PROBLEM REQUIREMENTS: Copy out the listing that follows, exact in every word, and skip the images.

BEGIN EXERCISE MATERIAL

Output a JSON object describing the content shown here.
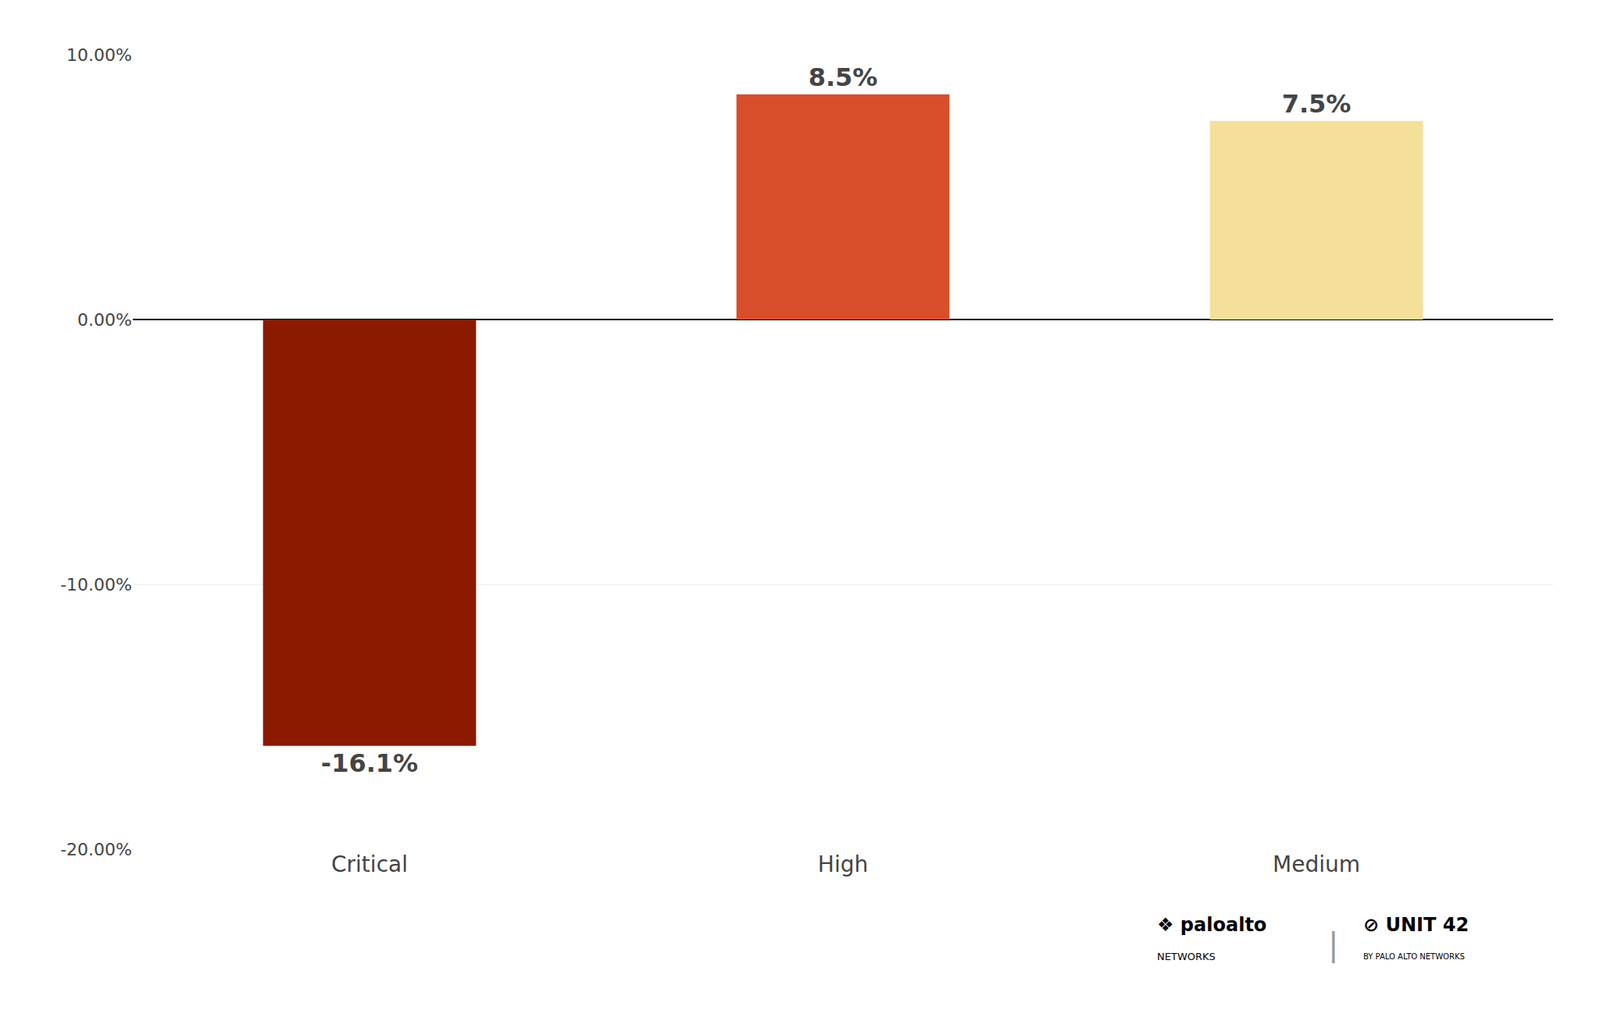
{
  "chart_data": {
    "type": "bar",
    "categories": [
      "Critical",
      "High",
      "Medium"
    ],
    "values": [
      -16.1,
      8.5,
      7.5
    ],
    "value_labels": [
      "-16.1%",
      "8.5%",
      "7.5%"
    ],
    "data_labels": true,
    "colors": [
      "#8B1A00",
      "#D94E2A",
      "#F5E09A"
    ],
    "ylim": [
      -20,
      10
    ],
    "yticks": [
      {
        "value": -20,
        "label": "-20.00%"
      },
      {
        "value": -10,
        "label": "-10.00%"
      },
      {
        "value": 0,
        "label": "0.00%"
      },
      {
        "value": 10,
        "label": "10.00%"
      }
    ],
    "grid": true,
    "annotations": [
      "❖ paloalto",
      "NETWORKS",
      "|",
      "⊘ UNIT 42",
      "BY PALO ALTO NETWORKS"
    ]
  }
}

END EXERCISE MATERIAL

ANSWER TO THIS EXERCISE:
Output a JSON object describing the content shown here.
{
  "chart_data": {
    "type": "bar",
    "categories": [
      "Critical",
      "High",
      "Medium"
    ],
    "values": [
      -16.1,
      8.5,
      7.5
    ],
    "value_labels": [
      "-16.1%",
      "8.5%",
      "7.5%"
    ],
    "data_labels": true,
    "colors": [
      "#8B1A00",
      "#D94E2A",
      "#F5E09A"
    ],
    "ylim": [
      -20,
      10
    ],
    "yticks": [
      {
        "value": -20,
        "label": "-20.00%"
      },
      {
        "value": -10,
        "label": "-10.00%"
      },
      {
        "value": 0,
        "label": "0.00%"
      },
      {
        "value": 10,
        "label": "10.00%"
      }
    ],
    "grid": true,
    "annotations": [
      "❖ paloalto",
      "NETWORKS",
      "|",
      "⊘ UNIT 42",
      "BY PALO ALTO NETWORKS"
    ]
  }
}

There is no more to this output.